**WHAT THE EXERCISE ASKS**
Of the lines below, count those containing the word "Boletin". Reply with the number alone.

**RECORDS PROVIDED**
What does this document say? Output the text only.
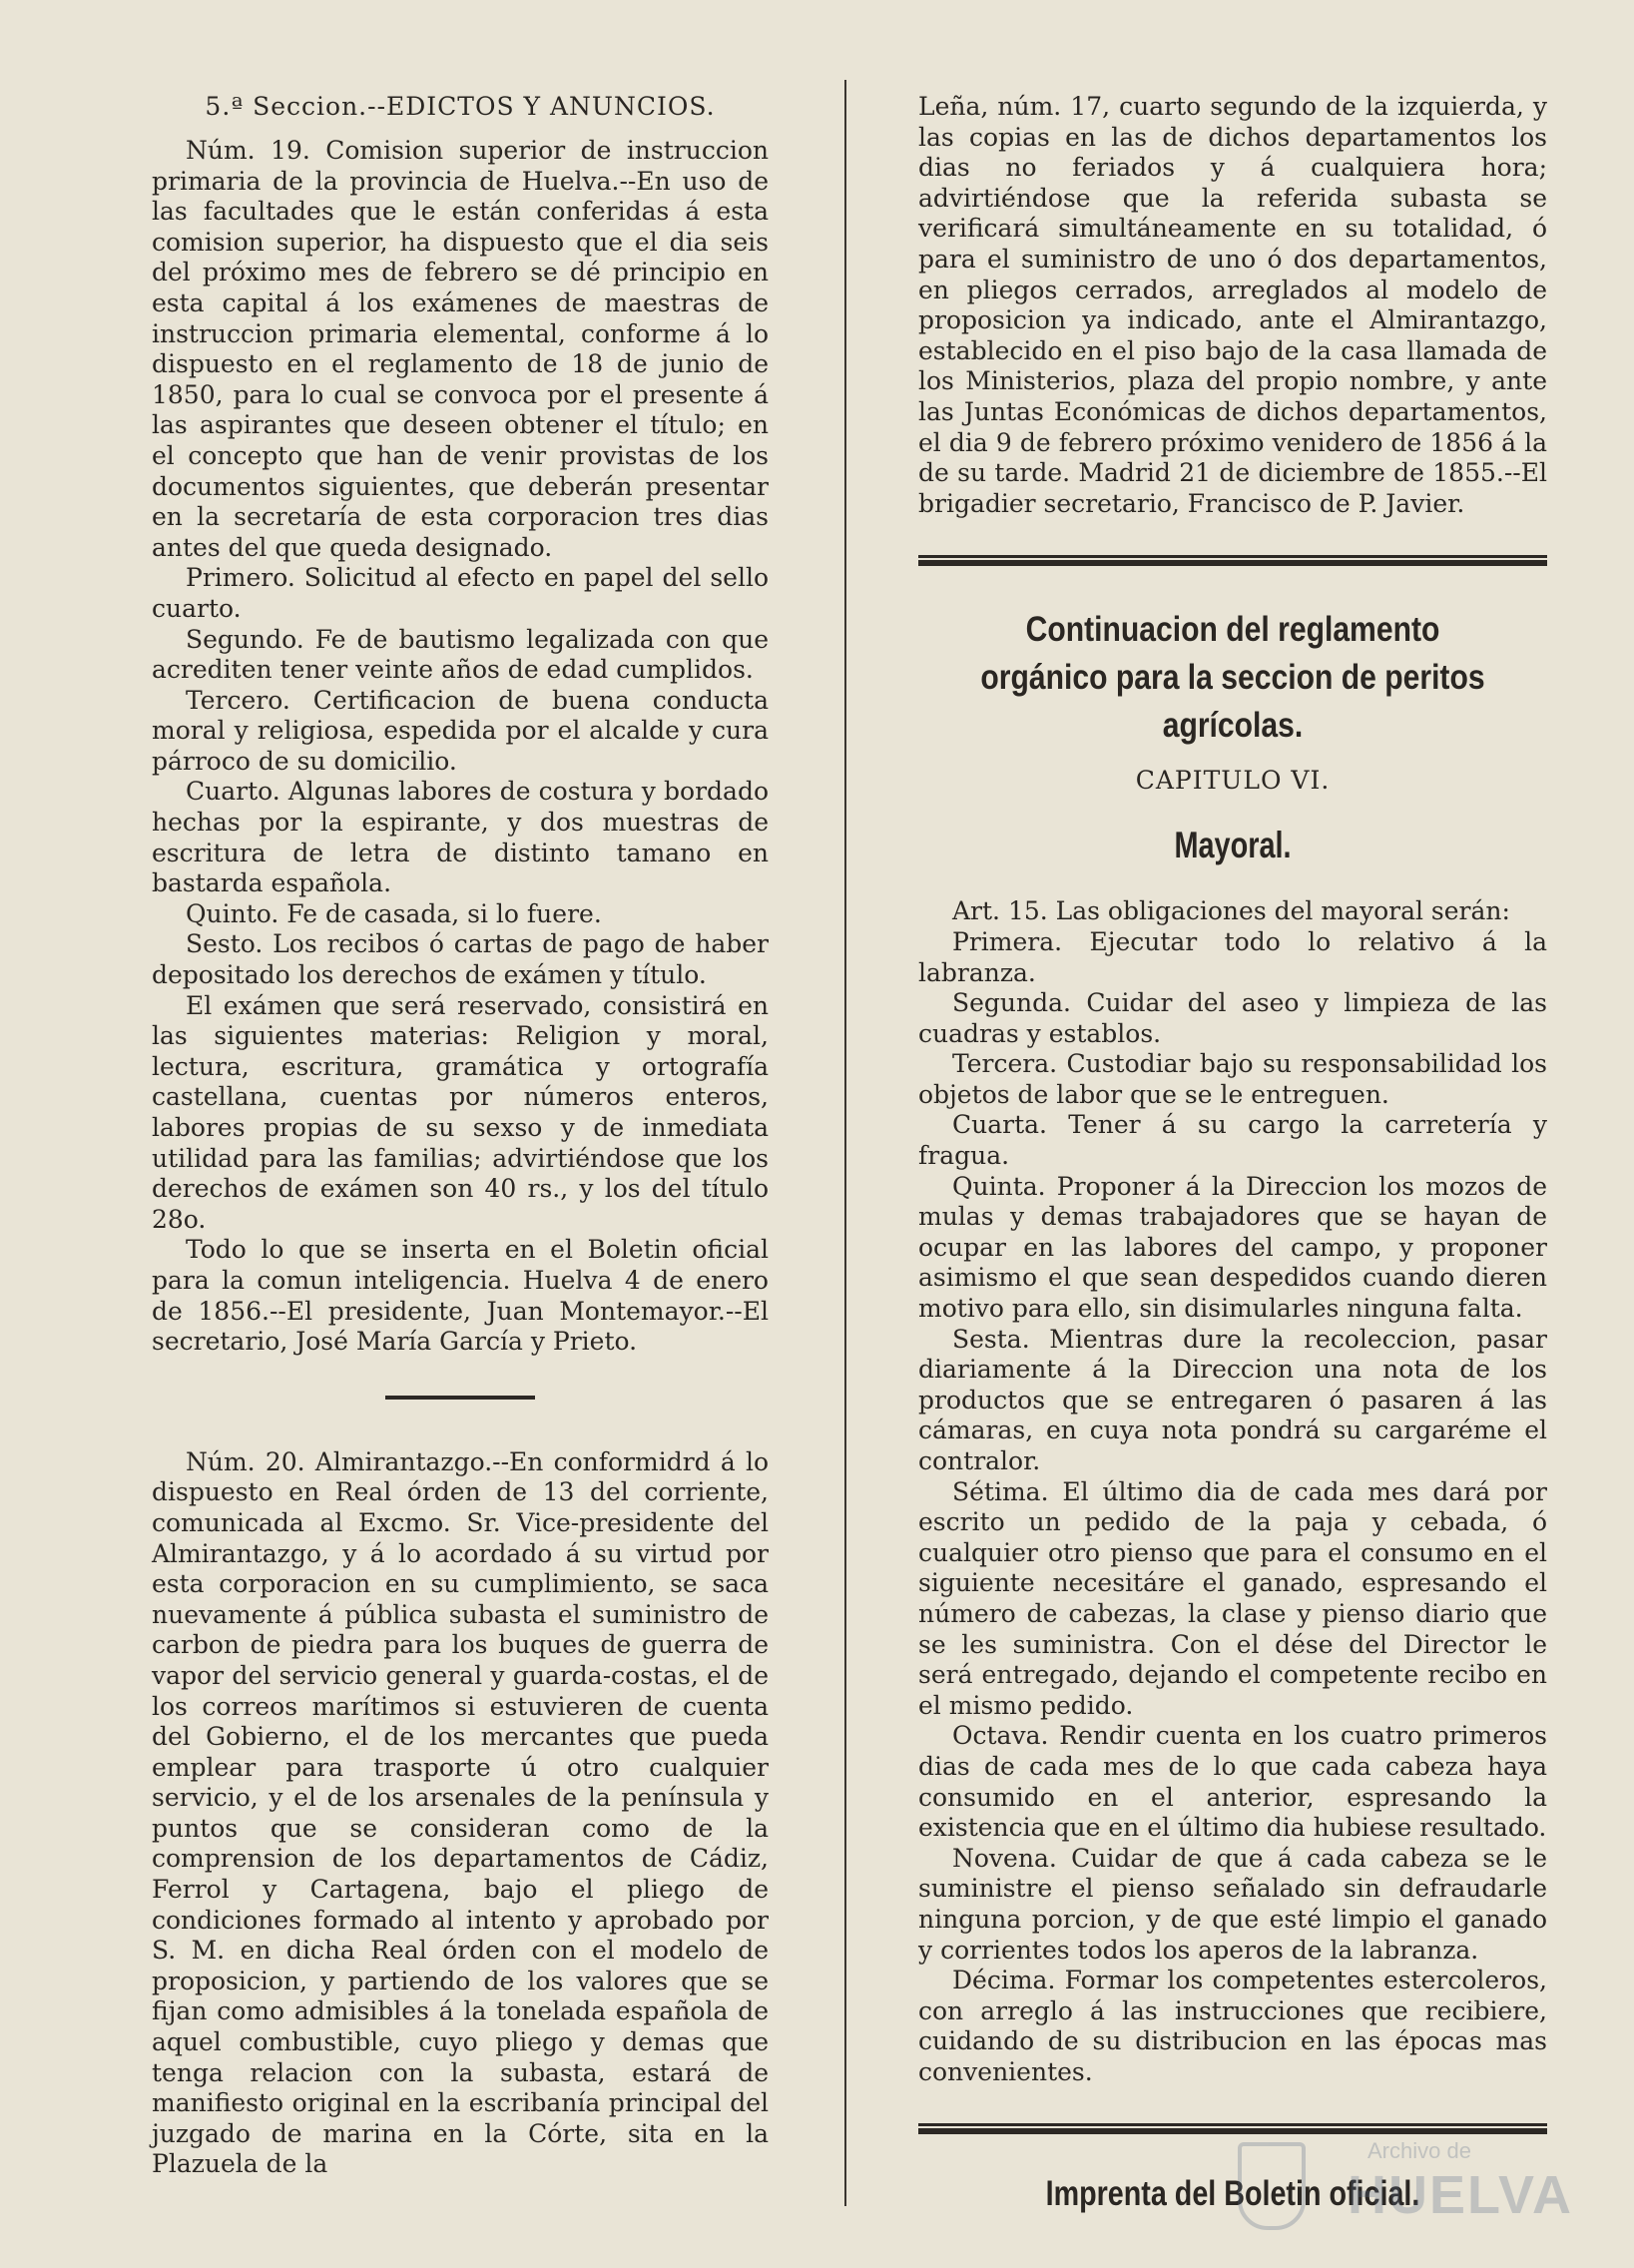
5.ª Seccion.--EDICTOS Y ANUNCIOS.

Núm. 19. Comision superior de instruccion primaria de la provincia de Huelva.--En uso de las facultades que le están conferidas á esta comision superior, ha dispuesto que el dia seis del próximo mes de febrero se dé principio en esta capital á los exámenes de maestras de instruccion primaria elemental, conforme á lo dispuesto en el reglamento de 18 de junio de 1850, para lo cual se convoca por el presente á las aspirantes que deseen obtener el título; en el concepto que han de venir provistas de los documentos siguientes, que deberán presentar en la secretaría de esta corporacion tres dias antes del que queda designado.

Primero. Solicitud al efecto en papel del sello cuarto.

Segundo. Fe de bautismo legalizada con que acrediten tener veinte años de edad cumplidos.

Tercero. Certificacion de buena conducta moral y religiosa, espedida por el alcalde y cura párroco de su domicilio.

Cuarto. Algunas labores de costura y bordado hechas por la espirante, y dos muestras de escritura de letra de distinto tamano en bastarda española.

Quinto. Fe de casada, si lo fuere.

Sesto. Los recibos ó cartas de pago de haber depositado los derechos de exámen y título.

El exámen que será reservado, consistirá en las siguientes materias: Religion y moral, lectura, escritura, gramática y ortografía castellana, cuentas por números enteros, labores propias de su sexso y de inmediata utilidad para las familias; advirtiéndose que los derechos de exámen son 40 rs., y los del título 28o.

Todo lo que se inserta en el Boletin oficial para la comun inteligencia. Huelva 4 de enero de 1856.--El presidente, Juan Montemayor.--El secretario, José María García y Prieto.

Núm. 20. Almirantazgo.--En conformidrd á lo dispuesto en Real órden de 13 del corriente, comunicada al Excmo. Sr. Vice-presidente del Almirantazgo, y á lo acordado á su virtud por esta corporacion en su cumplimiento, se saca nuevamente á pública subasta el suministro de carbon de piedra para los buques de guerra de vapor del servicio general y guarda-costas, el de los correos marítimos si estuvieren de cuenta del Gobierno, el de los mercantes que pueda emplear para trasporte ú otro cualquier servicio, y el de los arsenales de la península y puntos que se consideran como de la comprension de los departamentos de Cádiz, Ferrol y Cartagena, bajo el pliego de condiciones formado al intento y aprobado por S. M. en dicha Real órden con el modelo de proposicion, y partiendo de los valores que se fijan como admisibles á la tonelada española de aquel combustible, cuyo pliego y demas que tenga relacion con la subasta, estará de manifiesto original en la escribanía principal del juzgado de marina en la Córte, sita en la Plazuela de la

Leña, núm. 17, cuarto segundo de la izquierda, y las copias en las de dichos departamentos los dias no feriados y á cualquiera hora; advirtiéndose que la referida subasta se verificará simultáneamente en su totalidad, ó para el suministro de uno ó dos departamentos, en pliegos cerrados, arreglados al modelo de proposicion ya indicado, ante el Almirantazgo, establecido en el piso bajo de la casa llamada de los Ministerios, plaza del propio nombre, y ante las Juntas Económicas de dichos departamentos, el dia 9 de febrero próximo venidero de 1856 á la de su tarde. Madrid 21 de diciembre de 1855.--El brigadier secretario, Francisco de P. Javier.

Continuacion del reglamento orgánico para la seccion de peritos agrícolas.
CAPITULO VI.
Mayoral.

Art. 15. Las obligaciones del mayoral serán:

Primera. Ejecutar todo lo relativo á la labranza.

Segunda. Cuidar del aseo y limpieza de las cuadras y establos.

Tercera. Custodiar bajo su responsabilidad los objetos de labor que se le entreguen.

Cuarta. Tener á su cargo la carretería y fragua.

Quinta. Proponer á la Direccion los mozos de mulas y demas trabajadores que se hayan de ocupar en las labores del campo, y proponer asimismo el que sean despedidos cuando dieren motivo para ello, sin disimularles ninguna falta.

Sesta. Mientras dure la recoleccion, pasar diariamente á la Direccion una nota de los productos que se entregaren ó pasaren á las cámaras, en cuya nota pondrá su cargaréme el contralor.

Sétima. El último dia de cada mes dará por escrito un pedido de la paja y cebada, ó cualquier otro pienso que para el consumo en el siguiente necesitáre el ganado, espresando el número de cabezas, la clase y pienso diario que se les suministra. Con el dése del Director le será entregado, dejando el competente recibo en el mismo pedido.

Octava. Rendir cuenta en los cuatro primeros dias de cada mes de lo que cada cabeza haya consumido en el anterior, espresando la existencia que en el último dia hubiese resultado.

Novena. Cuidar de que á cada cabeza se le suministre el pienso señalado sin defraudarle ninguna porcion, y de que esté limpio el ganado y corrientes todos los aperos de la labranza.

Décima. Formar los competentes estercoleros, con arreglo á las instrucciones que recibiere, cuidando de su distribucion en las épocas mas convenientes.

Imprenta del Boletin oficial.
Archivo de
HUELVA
--
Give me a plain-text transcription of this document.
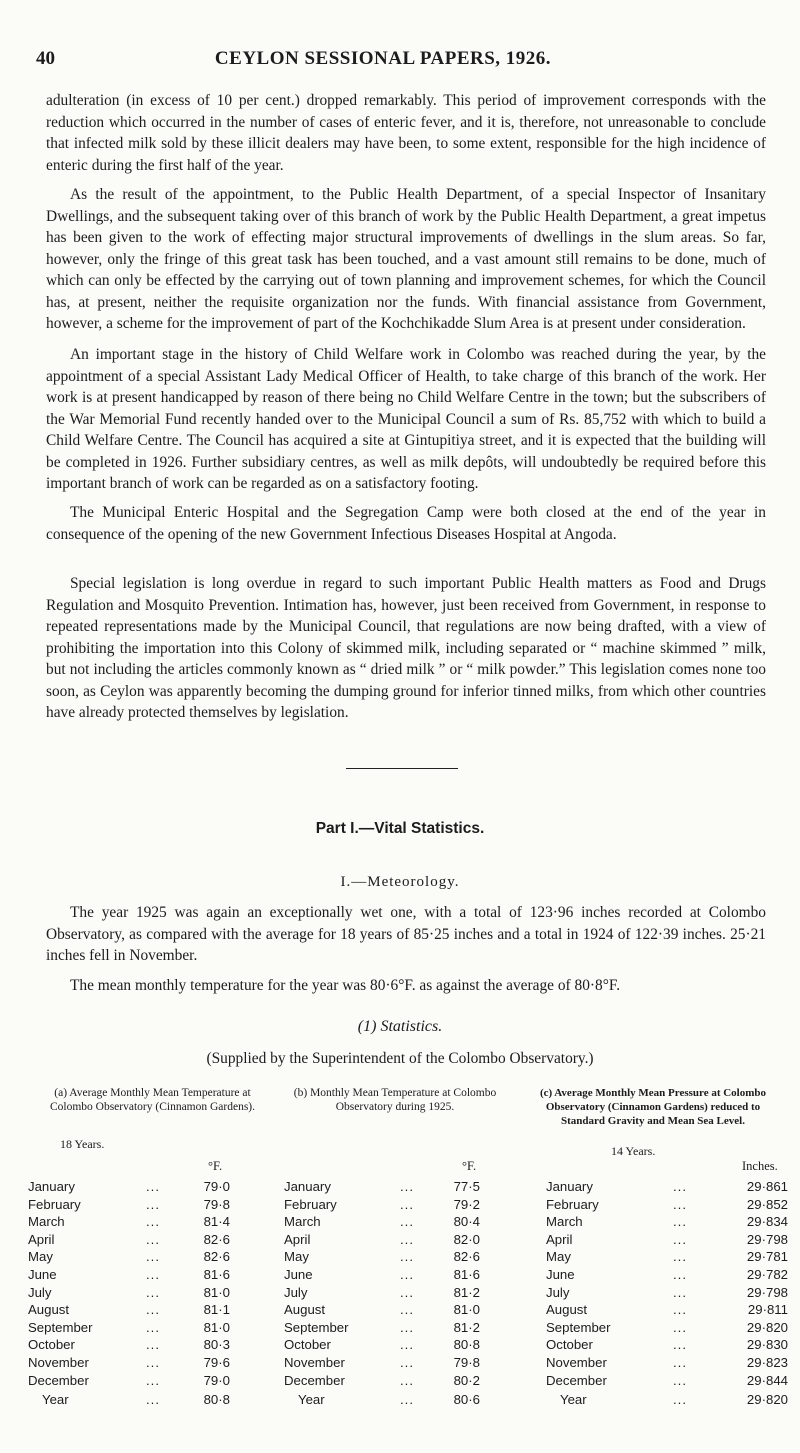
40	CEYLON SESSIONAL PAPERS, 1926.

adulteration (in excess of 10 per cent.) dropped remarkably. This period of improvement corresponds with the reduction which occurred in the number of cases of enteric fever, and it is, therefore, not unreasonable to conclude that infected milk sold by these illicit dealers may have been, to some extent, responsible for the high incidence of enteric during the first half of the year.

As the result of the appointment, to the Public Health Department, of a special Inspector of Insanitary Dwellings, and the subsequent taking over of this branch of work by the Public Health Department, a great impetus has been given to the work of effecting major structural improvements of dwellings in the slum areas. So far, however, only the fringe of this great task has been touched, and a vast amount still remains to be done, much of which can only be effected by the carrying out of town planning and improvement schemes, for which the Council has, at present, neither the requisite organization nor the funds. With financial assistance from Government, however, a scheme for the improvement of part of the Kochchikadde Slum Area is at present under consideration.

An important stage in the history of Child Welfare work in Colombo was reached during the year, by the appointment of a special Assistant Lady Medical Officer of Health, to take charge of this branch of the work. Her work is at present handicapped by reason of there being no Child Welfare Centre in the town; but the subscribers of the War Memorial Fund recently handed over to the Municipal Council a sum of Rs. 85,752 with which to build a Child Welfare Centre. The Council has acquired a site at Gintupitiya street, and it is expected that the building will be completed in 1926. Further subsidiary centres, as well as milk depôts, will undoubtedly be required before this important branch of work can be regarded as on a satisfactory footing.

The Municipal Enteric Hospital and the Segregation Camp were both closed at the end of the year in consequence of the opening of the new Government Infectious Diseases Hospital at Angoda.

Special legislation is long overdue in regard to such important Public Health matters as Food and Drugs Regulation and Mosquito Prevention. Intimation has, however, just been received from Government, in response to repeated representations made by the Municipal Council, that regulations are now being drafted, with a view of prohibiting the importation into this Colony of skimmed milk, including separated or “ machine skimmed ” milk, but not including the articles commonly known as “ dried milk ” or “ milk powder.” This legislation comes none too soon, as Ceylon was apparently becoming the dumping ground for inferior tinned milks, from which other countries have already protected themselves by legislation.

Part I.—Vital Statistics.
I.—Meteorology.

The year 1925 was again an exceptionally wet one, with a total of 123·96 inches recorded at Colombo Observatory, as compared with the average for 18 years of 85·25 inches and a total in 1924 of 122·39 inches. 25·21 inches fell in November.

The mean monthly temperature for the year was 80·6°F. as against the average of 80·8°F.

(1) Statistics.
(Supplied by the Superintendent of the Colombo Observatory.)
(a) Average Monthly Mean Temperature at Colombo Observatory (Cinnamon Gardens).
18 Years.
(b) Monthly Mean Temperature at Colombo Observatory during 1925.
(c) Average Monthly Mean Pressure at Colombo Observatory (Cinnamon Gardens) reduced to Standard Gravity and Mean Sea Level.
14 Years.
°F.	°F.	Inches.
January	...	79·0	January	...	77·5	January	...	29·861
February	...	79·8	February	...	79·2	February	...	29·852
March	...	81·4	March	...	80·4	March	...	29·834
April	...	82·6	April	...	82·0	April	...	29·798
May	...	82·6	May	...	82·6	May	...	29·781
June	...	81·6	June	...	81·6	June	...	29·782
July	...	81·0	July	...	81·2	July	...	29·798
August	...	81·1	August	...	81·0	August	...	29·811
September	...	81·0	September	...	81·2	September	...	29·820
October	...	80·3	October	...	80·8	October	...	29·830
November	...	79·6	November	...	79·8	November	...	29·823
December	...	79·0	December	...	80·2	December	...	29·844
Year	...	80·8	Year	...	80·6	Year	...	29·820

**WORKED ANSWER**
2